-- START OF Source text --

The File Fabric has already been implemented at a major North American media company as well as the U.K.’s Arsenal Media Group, the production arm of the popular Arsenal Football Club, notes Liddle.

One leading broadcaster initially tested the File Fabric’s M-Stream feature to restore data from Tier 2 Object Storage to Isilon. The results were a five to six times throughput increase compared to its existing solutions.

The Enterprise File Fabric was used along with 16 GB of RAM, 12 CPUs and a 10 GB network deployed on VMware vSphere 6.5 with 12 petabytes of raw data, which was encoded using erasure coding (ISA-L).

When running tests with a 1 TB file copying to and from Tier 2 object storage and Tier 1 Isilon, the company realized transfer speeds of 700 to 770 MBps, compared to single streams of data from object storage to Isilon at 100 to 150 MBps using the company’s existing suite of tools.

At Arsenal Media Group, the File Fabric was selected as its key tool for nonproprietary media content management.

The File Fabric was integrated with Arsenal’s on-premises and cloud object storage technology, giving editors, journalists and administrators an efficient “single pane of glass” view to find, use and collaborate on assets and projects.

Arsenal Media leverages the File Fabric in a variety of ways, including uploading camera footage from devices and into the editing workflow faster.

The group can also give external journalists access to assets thanks to the File Fabric’s secure content distribution functionality. Reporters can be given access to media files while Arsenal maintains access control with time-based access, password authentication and download limits.

Arsenal also integrated its existing media asset management manager, Dalet Flex, but with the added advantage of key File Fabric features available in the Flex MAM — all thanks to rich API.

-- END OF Source text --

Task goal
Reproduce word for word the part of the File Fabric article from "One leading broadcaster" up to and including "erasure coding (ISA-L).".

-- START OF Dataset extract --

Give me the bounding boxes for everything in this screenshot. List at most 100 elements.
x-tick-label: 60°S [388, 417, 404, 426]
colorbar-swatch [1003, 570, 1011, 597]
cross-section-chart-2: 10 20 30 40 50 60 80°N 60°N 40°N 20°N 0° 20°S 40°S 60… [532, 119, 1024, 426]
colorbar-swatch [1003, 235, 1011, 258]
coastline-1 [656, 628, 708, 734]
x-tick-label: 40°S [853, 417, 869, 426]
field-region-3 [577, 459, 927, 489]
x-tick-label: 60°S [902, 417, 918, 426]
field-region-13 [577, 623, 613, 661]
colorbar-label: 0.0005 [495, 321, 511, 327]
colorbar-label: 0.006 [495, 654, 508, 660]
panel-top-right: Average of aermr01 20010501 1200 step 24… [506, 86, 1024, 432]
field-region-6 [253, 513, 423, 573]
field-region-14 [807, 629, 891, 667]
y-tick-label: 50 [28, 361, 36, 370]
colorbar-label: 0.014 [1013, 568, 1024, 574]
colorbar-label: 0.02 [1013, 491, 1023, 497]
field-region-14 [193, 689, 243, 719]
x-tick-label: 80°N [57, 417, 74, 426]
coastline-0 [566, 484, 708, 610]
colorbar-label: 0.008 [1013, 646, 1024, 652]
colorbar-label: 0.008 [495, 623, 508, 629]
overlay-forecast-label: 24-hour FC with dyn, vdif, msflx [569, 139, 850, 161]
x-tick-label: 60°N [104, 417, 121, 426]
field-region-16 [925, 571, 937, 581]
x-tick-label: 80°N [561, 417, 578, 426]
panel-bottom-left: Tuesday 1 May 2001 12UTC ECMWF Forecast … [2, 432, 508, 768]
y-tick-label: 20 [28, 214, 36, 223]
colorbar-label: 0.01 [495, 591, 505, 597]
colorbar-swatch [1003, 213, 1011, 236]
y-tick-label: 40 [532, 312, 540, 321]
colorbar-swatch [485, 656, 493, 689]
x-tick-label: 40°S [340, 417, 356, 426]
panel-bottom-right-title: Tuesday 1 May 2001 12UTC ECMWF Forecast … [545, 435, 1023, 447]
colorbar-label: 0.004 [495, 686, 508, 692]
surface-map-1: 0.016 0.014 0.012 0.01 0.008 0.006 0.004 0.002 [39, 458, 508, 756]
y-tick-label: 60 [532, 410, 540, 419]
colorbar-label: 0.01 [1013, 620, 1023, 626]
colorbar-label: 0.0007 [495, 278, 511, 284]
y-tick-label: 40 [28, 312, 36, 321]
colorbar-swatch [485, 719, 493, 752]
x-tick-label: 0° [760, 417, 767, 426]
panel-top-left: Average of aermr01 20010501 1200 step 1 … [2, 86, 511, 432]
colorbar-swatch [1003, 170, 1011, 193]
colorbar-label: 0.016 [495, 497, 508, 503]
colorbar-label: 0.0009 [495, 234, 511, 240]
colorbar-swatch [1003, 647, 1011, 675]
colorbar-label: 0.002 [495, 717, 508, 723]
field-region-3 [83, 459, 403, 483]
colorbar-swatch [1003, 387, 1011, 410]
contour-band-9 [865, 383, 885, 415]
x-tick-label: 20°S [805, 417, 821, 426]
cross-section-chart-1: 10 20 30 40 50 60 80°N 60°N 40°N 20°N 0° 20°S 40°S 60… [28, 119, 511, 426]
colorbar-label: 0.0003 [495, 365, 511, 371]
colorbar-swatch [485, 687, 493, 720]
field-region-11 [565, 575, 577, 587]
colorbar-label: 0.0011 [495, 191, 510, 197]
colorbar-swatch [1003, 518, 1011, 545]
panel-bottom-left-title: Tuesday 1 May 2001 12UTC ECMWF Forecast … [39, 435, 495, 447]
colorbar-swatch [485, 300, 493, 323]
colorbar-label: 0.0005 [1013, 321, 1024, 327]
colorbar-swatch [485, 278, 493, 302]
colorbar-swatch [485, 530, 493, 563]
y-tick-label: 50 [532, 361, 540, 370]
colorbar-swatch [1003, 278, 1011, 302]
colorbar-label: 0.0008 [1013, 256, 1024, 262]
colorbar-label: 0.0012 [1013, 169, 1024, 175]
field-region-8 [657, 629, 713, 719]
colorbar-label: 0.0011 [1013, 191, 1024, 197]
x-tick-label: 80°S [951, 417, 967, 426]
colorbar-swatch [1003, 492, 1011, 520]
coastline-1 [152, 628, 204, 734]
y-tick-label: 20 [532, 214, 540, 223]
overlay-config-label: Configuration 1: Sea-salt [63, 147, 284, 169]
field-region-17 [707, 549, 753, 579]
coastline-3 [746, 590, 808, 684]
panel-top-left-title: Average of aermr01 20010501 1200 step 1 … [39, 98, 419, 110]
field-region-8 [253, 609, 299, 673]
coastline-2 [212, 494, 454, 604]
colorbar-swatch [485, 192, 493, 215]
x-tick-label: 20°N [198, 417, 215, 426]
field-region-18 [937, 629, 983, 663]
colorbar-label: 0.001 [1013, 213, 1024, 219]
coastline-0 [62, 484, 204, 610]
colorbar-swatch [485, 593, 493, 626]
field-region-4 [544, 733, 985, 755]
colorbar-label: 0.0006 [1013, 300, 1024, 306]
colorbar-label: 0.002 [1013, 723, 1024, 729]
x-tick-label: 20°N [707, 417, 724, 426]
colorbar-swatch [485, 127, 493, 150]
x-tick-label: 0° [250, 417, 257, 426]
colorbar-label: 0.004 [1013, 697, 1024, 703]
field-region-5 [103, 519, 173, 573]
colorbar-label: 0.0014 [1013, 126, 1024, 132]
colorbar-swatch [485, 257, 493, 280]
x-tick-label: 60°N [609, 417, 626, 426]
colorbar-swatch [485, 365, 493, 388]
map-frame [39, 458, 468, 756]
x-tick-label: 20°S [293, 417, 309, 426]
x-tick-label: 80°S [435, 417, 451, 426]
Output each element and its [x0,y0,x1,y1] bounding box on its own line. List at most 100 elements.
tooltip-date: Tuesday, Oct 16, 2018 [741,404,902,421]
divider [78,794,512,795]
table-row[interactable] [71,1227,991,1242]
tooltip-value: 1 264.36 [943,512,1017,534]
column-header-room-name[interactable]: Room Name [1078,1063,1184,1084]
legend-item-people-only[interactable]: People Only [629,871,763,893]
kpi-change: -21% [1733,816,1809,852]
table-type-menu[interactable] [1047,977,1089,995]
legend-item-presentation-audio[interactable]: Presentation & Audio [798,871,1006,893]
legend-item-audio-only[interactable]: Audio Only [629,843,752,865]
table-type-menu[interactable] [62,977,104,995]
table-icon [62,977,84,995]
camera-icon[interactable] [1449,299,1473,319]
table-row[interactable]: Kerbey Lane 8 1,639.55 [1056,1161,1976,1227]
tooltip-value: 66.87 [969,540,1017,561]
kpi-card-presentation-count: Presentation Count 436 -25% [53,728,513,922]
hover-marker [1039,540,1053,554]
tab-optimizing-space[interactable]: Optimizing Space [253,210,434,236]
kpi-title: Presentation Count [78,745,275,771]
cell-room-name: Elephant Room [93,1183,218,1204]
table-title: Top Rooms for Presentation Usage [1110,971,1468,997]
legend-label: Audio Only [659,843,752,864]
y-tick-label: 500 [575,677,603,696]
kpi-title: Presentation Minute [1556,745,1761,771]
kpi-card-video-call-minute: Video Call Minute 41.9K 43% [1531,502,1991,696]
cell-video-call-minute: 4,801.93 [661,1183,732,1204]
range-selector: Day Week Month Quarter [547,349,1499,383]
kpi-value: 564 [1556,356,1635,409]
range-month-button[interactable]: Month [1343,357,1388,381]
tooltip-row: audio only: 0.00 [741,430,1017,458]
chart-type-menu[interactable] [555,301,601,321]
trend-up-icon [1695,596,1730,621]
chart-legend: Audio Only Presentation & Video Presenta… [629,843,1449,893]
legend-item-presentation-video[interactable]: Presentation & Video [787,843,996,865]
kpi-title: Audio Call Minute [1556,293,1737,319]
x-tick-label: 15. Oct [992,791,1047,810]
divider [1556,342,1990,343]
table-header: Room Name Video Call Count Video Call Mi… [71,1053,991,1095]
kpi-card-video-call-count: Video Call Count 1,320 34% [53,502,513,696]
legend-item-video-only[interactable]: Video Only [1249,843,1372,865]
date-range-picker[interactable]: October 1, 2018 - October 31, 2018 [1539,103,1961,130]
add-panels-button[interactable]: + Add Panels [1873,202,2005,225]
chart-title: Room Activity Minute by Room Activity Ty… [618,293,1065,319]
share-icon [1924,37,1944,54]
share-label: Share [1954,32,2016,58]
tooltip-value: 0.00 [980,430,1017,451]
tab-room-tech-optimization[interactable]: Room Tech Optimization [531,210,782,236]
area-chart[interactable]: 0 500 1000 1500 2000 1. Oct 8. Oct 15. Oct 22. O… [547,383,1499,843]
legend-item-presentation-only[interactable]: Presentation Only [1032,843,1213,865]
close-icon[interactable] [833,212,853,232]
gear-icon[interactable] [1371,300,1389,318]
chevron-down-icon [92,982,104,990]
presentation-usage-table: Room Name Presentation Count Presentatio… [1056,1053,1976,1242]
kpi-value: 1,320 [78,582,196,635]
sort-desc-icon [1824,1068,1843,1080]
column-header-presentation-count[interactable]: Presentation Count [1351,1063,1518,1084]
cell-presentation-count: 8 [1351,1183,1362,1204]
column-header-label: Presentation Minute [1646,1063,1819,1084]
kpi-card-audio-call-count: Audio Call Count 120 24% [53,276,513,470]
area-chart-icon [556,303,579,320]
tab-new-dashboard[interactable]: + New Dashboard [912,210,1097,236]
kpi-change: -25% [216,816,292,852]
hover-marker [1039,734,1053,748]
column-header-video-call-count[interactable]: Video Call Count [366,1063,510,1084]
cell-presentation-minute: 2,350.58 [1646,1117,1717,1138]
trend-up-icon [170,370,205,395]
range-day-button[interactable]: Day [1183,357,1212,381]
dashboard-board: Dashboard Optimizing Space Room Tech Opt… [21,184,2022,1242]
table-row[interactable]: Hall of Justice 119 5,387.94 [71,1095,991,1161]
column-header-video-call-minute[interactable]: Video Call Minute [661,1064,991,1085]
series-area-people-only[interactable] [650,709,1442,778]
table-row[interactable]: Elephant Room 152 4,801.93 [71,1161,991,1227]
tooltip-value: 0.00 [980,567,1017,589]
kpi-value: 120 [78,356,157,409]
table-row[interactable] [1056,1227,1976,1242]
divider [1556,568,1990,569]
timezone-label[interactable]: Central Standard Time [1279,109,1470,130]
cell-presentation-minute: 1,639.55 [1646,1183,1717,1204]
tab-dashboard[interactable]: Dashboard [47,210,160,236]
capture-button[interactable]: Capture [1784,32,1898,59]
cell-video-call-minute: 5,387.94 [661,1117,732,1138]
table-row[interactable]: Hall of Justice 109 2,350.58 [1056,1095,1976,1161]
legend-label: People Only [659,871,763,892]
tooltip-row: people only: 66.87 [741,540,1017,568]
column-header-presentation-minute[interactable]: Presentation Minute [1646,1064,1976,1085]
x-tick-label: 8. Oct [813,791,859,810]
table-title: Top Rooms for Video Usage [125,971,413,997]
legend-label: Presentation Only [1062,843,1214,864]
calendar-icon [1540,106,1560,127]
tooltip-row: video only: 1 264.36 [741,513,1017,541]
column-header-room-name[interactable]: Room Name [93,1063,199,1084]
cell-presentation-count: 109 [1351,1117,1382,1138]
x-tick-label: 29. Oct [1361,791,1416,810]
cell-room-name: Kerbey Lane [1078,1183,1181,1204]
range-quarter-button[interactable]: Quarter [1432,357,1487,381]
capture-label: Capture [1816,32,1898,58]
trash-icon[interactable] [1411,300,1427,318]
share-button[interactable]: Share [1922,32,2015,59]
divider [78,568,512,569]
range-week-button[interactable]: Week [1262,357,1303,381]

-- END OF Dataset extract --

Full response
One leading broadcaster initially tested the File Fabric’s M-Stream feature to restore data from Tier 2 Object Storage to Isilon. The results were a five to six times throughput increase compared to its existing solutions.

The Enterprise File Fabric was used along with 16 GB of RAM, 12 CPUs and a 10 GB network deployed on VMware vSphere 6.5 with 12 petabytes of raw data, which was encoded using erasure coding (ISA-L).